### EXTRACTED MATERIAL
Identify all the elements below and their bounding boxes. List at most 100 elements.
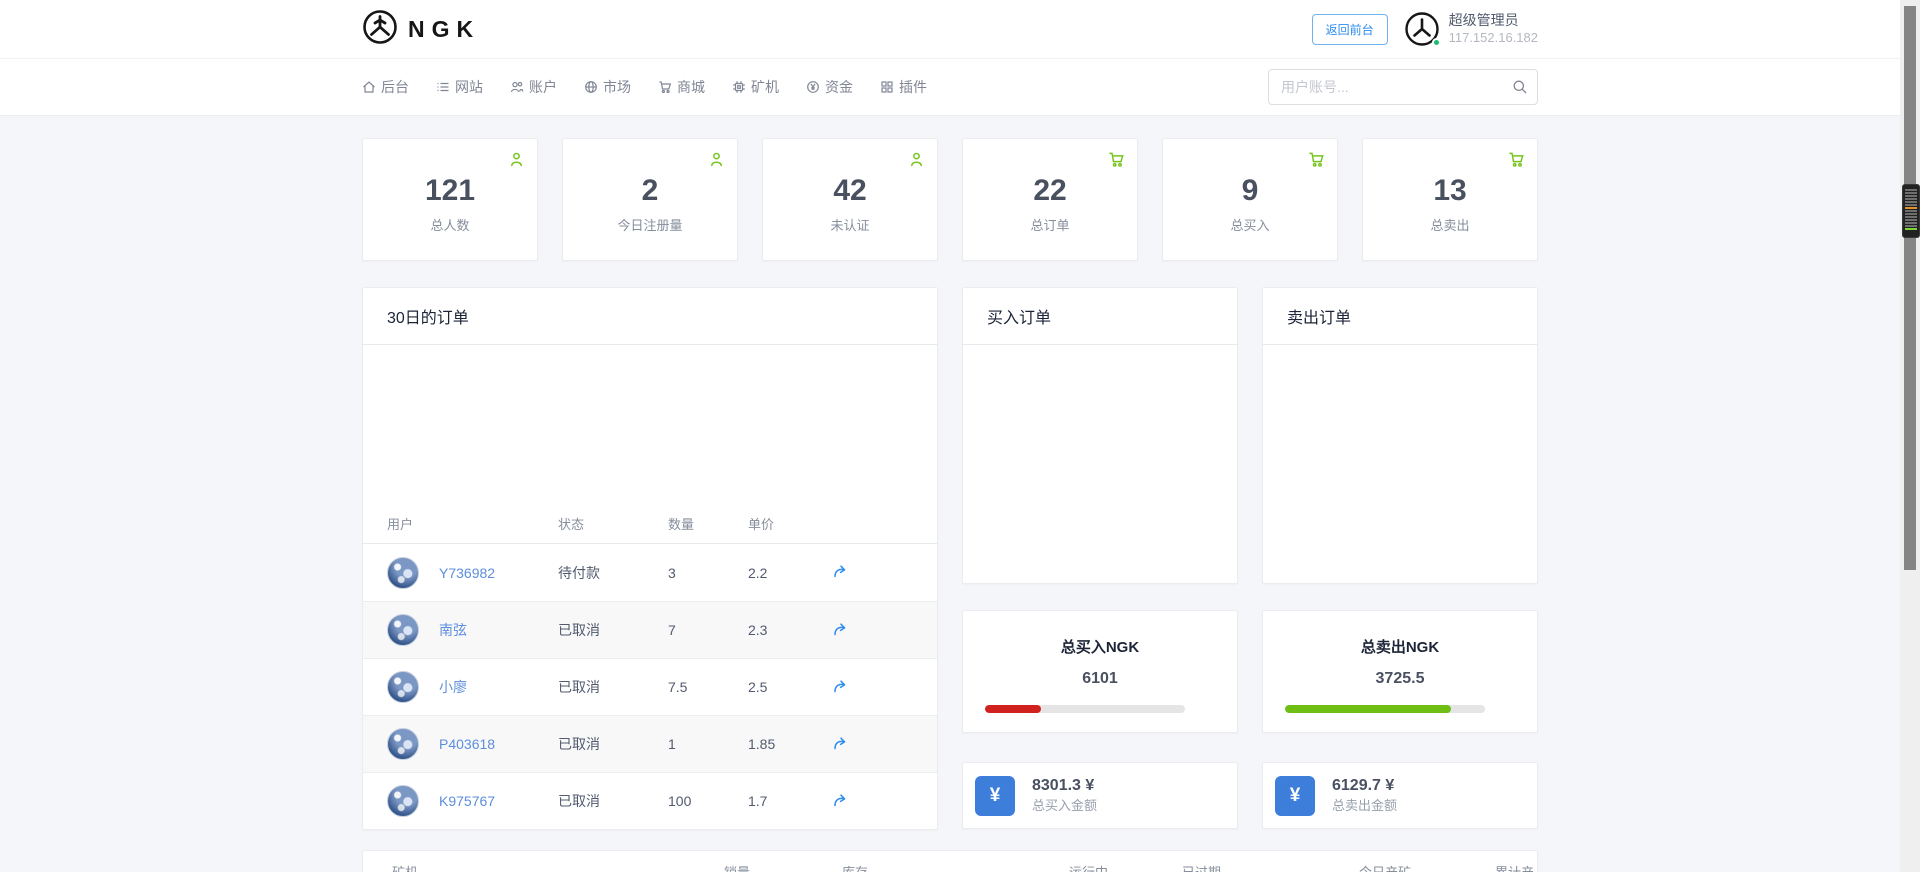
scroll-marker-widget[interactable] xyxy=(1902,184,1920,238)
nav-label: 插件 xyxy=(899,79,927,95)
stat-card-total-buys: 9 总买入 xyxy=(1162,138,1338,261)
avatar xyxy=(387,671,419,703)
nav-item-market[interactable]: 市场 xyxy=(584,77,631,97)
redo-arrow-icon[interactable] xyxy=(832,735,848,754)
order-price: 2.3 xyxy=(748,622,768,638)
nav-item-mall[interactable]: 商城 xyxy=(658,77,705,97)
order-price: 2.5 xyxy=(748,679,768,695)
user-search-input[interactable] xyxy=(1268,69,1538,105)
brand-wordmark: NGK xyxy=(408,15,481,42)
order-status: 已取消 xyxy=(558,679,600,695)
users-icon xyxy=(510,80,524,94)
stat-label: 未认证 xyxy=(830,218,870,233)
col-total-output: 累计产矿 xyxy=(1495,862,1537,872)
nav-item-miners[interactable]: 矿机 xyxy=(732,77,779,97)
col-today-output: 今日产矿 xyxy=(1359,862,1495,872)
col-qty: 数量 xyxy=(668,516,695,532)
stat-value: 42 xyxy=(833,174,867,207)
orders-table-header: 用户 状态 数量 单价 xyxy=(363,503,937,544)
stat-card-today-registered: 2 今日注册量 xyxy=(562,138,738,261)
buy-orders-chart-area xyxy=(963,345,1237,584)
nav-item-plugins[interactable]: 插件 xyxy=(880,77,927,97)
globe-icon xyxy=(584,80,598,94)
brand: NGK xyxy=(362,9,480,50)
col-user: 用户 xyxy=(387,516,414,532)
ngk-card-title: 总买入NGK xyxy=(1060,639,1140,656)
chip-icon xyxy=(732,80,746,94)
stat-card-unverified: 42 未认证 xyxy=(762,138,938,261)
admin-avatar xyxy=(1404,11,1441,47)
admin-account[interactable]: 超级管理员 117.152.16.182 xyxy=(1404,11,1538,47)
order-qty: 7 xyxy=(668,622,676,638)
col-expired: 已过期 xyxy=(1182,862,1359,872)
stat-value: 9 xyxy=(1241,174,1259,207)
stats-row: 121 总人数 2 今日注册量 42 未认证 22 总订单 9 总买入 13 总… xyxy=(362,138,1538,261)
stat-card-total-users: 121 总人数 xyxy=(362,138,538,261)
progress-fill-green xyxy=(1285,705,1451,713)
buy-orders-panel: 买入订单 xyxy=(962,287,1238,584)
cart-icon xyxy=(1108,151,1125,173)
user-link[interactable]: 小廖 xyxy=(439,677,467,697)
stat-label: 总人数 xyxy=(430,218,470,233)
col-price: 单价 xyxy=(748,516,775,532)
coin-icon xyxy=(806,80,820,94)
yen-icon: ¥ xyxy=(1275,775,1315,816)
redo-arrow-icon[interactable] xyxy=(832,621,848,640)
nav-label: 账户 xyxy=(529,79,557,95)
person-icon xyxy=(508,151,525,173)
table-row: K975767 已取消 100 1.7 xyxy=(363,772,937,829)
stat-label: 总订单 xyxy=(1030,218,1070,233)
progress-fill-red xyxy=(985,705,1041,713)
back-to-front-button[interactable]: 返回前台 xyxy=(1311,13,1388,45)
yen-icon: ¥ xyxy=(975,775,1015,816)
col-running: 运行中 xyxy=(1069,862,1182,872)
scrollbar-thumb[interactable] xyxy=(1904,6,1916,570)
avatar xyxy=(387,728,419,760)
panel-title: 买入订单 xyxy=(963,288,1237,345)
total-sell-ngk-card: 总卖出NGK 3725.5 xyxy=(1262,610,1538,733)
panel-title: 卖出订单 xyxy=(1263,288,1537,345)
col-status: 状态 xyxy=(558,516,585,532)
amount-label: 总卖出金额 xyxy=(1332,798,1398,814)
ngk-card-value: 6101 xyxy=(1082,670,1118,687)
user-link[interactable]: 南弦 xyxy=(439,620,467,640)
table-row: 南弦 已取消 7 2.3 xyxy=(363,601,937,658)
nav-label: 商城 xyxy=(677,79,705,95)
col-sales: 销量 xyxy=(724,862,842,872)
nav-label: 后台 xyxy=(381,79,409,95)
user-link[interactable]: P403618 xyxy=(439,736,495,752)
progress-bar xyxy=(985,705,1185,713)
amount-value: 6129.7 ¥ xyxy=(1332,776,1395,794)
nav-item-funds[interactable]: 资金 xyxy=(806,77,853,97)
panel-title: 30日的订单 xyxy=(363,288,937,345)
user-link[interactable]: K975767 xyxy=(439,793,495,809)
redo-arrow-icon[interactable] xyxy=(832,563,848,582)
nav-item-backstage[interactable]: 后台 xyxy=(362,77,409,97)
main-nav: 后台 网站 账户 市场 商城 矿机 资金 插件 用户账号... xyxy=(0,59,1920,116)
nav-item-accounts[interactable]: 账户 xyxy=(510,77,557,97)
stat-value: 22 xyxy=(1033,174,1067,207)
order-qty: 7.5 xyxy=(668,679,688,695)
cart-icon xyxy=(1308,151,1325,173)
order-qty: 100 xyxy=(668,793,692,809)
ngk-card-value: 3725.5 xyxy=(1375,670,1425,687)
miners-table-header: 矿机 销量 库存 运行中 已过期 今日产矿 累计产矿 xyxy=(363,862,1537,872)
search-icon[interactable] xyxy=(1512,79,1528,100)
stat-card-total-sells: 13 总卖出 xyxy=(1362,138,1538,261)
nav-item-website[interactable]: 网站 xyxy=(436,77,483,97)
total-buy-amount-card: ¥ 8301.3 ¥ 总买入金额 xyxy=(962,762,1238,829)
order-price: 1.85 xyxy=(748,736,776,752)
redo-arrow-icon[interactable] xyxy=(832,678,848,697)
user-link[interactable]: Y736982 xyxy=(439,565,495,581)
list-icon xyxy=(436,80,450,94)
nav-label: 网站 xyxy=(455,79,483,95)
avatar xyxy=(387,556,419,589)
nav-label: 市场 xyxy=(603,79,631,95)
redo-arrow-icon[interactable] xyxy=(832,792,848,811)
orders-30d-panel: 30日的订单 用户 状态 数量 单价 Y736982 待付款 3 2.2 南弦 … xyxy=(362,287,938,830)
nav-label: 资金 xyxy=(825,79,853,95)
person-icon xyxy=(908,151,925,173)
table-row: 小廖 已取消 7.5 2.5 xyxy=(363,658,937,715)
sell-orders-chart-area xyxy=(1263,345,1537,584)
order-status: 已取消 xyxy=(558,736,600,752)
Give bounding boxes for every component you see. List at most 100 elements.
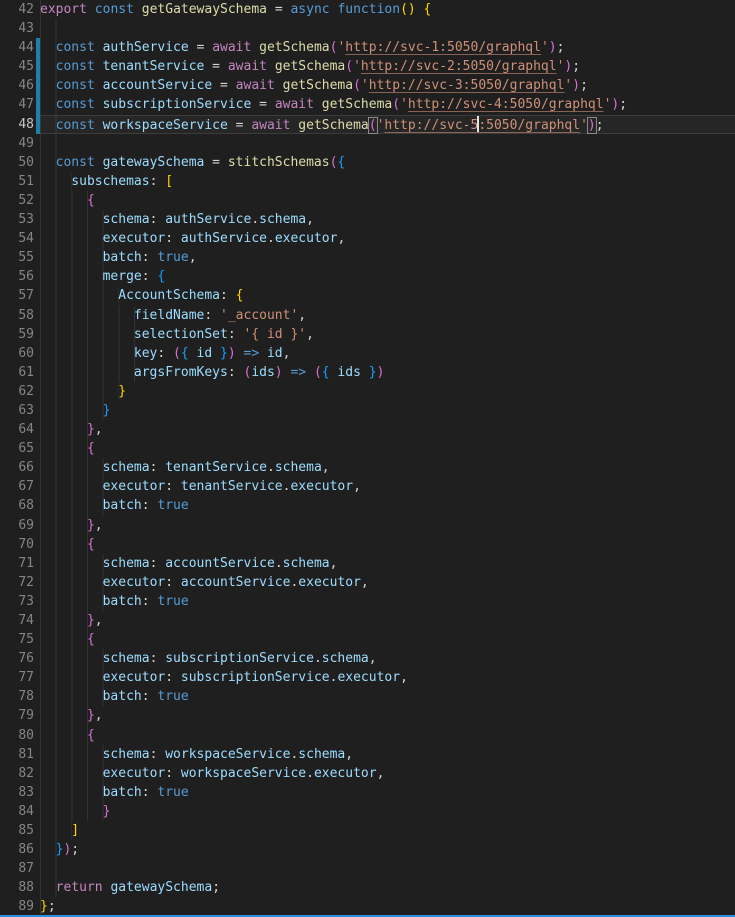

### YOUR TASK
Copy every line of the records above without any change, and leave the pictures out.

### FINISHED EXERCISE
Identify all the elements below and their bounding boxes. List at most 100 elements.
scroll-marker-widget[interactable] xyxy=(1902,184,1920,238)
nav-label: 插件 xyxy=(899,79,927,95)
stat-card-total-buys: 9 总买入 xyxy=(1162,138,1338,261)
avatar xyxy=(387,671,419,703)
nav-item-market[interactable]: 市场 xyxy=(584,77,631,97)
redo-arrow-icon[interactable] xyxy=(832,735,848,754)
order-price: 2.3 xyxy=(748,622,768,638)
nav-item-mall[interactable]: 商城 xyxy=(658,77,705,97)
order-price: 2.5 xyxy=(748,679,768,695)
user-search-input[interactable] xyxy=(1268,69,1538,105)
brand-wordmark: NGK xyxy=(408,15,481,42)
order-status: 已取消 xyxy=(558,679,600,695)
users-icon xyxy=(510,80,524,94)
stat-label: 未认证 xyxy=(830,218,870,233)
col-total-output: 累计产矿 xyxy=(1495,862,1537,872)
nav-item-miners[interactable]: 矿机 xyxy=(732,77,779,97)
col-today-output: 今日产矿 xyxy=(1359,862,1495,872)
col-qty: 数量 xyxy=(668,516,695,532)
stat-value: 42 xyxy=(833,174,867,207)
orders-table-header: 用户 状态 数量 单价 xyxy=(363,503,937,544)
stat-card-today-registered: 2 今日注册量 xyxy=(562,138,738,261)
buy-orders-chart-area xyxy=(963,345,1237,584)
nav-item-plugins[interactable]: 插件 xyxy=(880,77,927,97)
globe-icon xyxy=(584,80,598,94)
brand: NGK xyxy=(362,9,480,50)
col-user: 用户 xyxy=(387,516,414,532)
ngk-card-title: 总买入NGK xyxy=(1060,639,1140,656)
chip-icon xyxy=(732,80,746,94)
stat-card-unverified: 42 未认证 xyxy=(762,138,938,261)
admin-avatar xyxy=(1404,11,1441,47)
admin-account[interactable]: 超级管理员 117.152.16.182 xyxy=(1404,11,1538,47)
order-qty: 7 xyxy=(668,622,676,638)
col-expired: 已过期 xyxy=(1182,862,1359,872)
stat-value: 9 xyxy=(1241,174,1259,207)
stats-row: 121 总人数 2 今日注册量 42 未认证 22 总订单 9 总买入 13 总… xyxy=(362,138,1538,261)
stat-card-total-users: 121 总人数 xyxy=(362,138,538,261)
progress-fill-green xyxy=(1285,705,1451,713)
buy-orders-panel: 买入订单 xyxy=(962,287,1238,584)
cart-icon xyxy=(1108,151,1125,173)
user-link[interactable]: 小廖 xyxy=(439,677,467,697)
stat-label: 总人数 xyxy=(430,218,470,233)
col-price: 单价 xyxy=(748,516,775,532)
coin-icon xyxy=(806,80,820,94)
yen-icon: ¥ xyxy=(1275,775,1315,816)
redo-arrow-icon[interactable] xyxy=(832,621,848,640)
nav-label: 账户 xyxy=(529,79,557,95)
person-icon xyxy=(508,151,525,173)
table-row: K975767 已取消 100 1.7 xyxy=(363,772,937,829)
stat-label: 总订单 xyxy=(1030,218,1070,233)
progress-fill-red xyxy=(985,705,1041,713)
back-to-front-button[interactable]: 返回前台 xyxy=(1311,13,1388,45)
yen-icon: ¥ xyxy=(975,775,1015,816)
col-running: 运行中 xyxy=(1069,862,1182,872)
scrollbar-thumb[interactable] xyxy=(1904,6,1916,570)
avatar xyxy=(387,728,419,760)
panel-title: 买入订单 xyxy=(963,288,1237,345)
total-sell-ngk-card: 总卖出NGK 3725.5 xyxy=(1262,610,1538,733)
panel-title: 卖出订单 xyxy=(1263,288,1537,345)
col-status: 状态 xyxy=(558,516,585,532)
amount-label: 总卖出金额 xyxy=(1332,798,1398,814)
ngk-card-value: 6101 xyxy=(1082,670,1118,687)
user-link[interactable]: 南弦 xyxy=(439,620,467,640)
table-row: 南弦 已取消 7 2.3 xyxy=(363,601,937,658)
nav-label: 商城 xyxy=(677,79,705,95)
col-sales: 销量 xyxy=(724,862,842,872)
nav-label: 后台 xyxy=(381,79,409,95)
user-link[interactable]: P403618 xyxy=(439,736,495,752)
progress-bar xyxy=(985,705,1185,713)
amount-value: 6129.7 ¥ xyxy=(1332,776,1395,794)
nav-item-funds[interactable]: 资金 xyxy=(806,77,853,97)
panel-title: 30日的订单 xyxy=(363,288,937,345)
user-link[interactable]: K975767 xyxy=(439,793,495,809)
redo-arrow-icon[interactable] xyxy=(832,563,848,582)
nav-item-backstage[interactable]: 后台 xyxy=(362,77,409,97)
main-nav: 后台 网站 账户 市场 商城 矿机 资金 插件 用户账号... xyxy=(0,59,1920,116)
nav-item-accounts[interactable]: 账户 xyxy=(510,77,557,97)
stat-value: 22 xyxy=(1033,174,1067,207)
order-qty: 7.5 xyxy=(668,679,688,695)
cart-icon xyxy=(1308,151,1325,173)
order-qty: 100 xyxy=(668,793,692,809)
ngk-card-value: 3725.5 xyxy=(1375,670,1425,687)
miners-table-header: 矿机 销量 库存 运行中 已过期 今日产矿 累计产矿 xyxy=(363,862,1537,872)
search-icon[interactable] xyxy=(1512,79,1528,100)
stat-card-total-sells: 13 总卖出 xyxy=(1362,138,1538,261)
nav-item-website[interactable]: 网站 xyxy=(436,77,483,97)
total-buy-amount-card: ¥ 8301.3 ¥ 总买入金额 xyxy=(962,762,1238,829)
order-price: 1.85 xyxy=(748,736,776,752)
redo-arrow-icon[interactable] xyxy=(832,678,848,697)
user-link[interactable]: Y736982 xyxy=(439,565,495,581)
list-icon xyxy=(436,80,450,94)
nav-label: 网站 xyxy=(455,79,483,95)
avatar xyxy=(387,556,419,589)
nav-label: 市场 xyxy=(603,79,631,95)
redo-arrow-icon[interactable] xyxy=(832,792,848,811)
orders-30d-panel: 30日的订单 用户 状态 数量 单价 Y736982 待付款 3 2.2 南弦 … xyxy=(362,287,938,830)
nav-label: 资金 xyxy=(825,79,853,95)
person-icon xyxy=(908,151,925,173)
table-row: 小廖 已取消 7.5 2.5 xyxy=(363,658,937,715)
sell-orders-chart-area xyxy=(1263,345,1537,584)
order-status: 已取消 xyxy=(558,736,600,752)
Give bounding boxes for every component you see. List at most 100 elements.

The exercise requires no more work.